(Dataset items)
++++++++++++++++++++
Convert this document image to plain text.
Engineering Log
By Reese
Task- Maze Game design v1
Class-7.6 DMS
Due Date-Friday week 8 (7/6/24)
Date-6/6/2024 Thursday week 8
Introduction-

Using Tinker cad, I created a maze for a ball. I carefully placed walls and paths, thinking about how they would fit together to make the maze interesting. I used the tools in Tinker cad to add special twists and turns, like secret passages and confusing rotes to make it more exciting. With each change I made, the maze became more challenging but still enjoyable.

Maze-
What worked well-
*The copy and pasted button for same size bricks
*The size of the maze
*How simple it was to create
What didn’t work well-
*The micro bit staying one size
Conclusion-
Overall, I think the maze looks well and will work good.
++++++++++++++++++++
▸ OBJECTIVE:
Send back all of the entries exactly, with nothing missing.

▸ SOLUTION:
Convert this document image to plain text.
Engineering Log
By Reese
Task- Maze Game design v1
Class-7.6 DMS
Due Date-Friday week 8 (7/6/24)
Date-6/6/2024 Thursday week 8
Introduction-

Using Tinker cad, I created a maze for a ball. I carefully placed walls and paths, thinking about how they would fit together to make the maze interesting. I used the tools in Tinker cad to add special twists and turns, like secret passages and confusing rotes to make it more exciting. With each change I made, the maze became more challenging but still enjoyable.

Maze-
What worked well-
*The copy and pasted button for same size bricks
*The size of the maze
*How simple it was to create
What didn’t work well-
*The micro bit staying one size
Conclusion-
Overall, I think the maze looks well and will work good.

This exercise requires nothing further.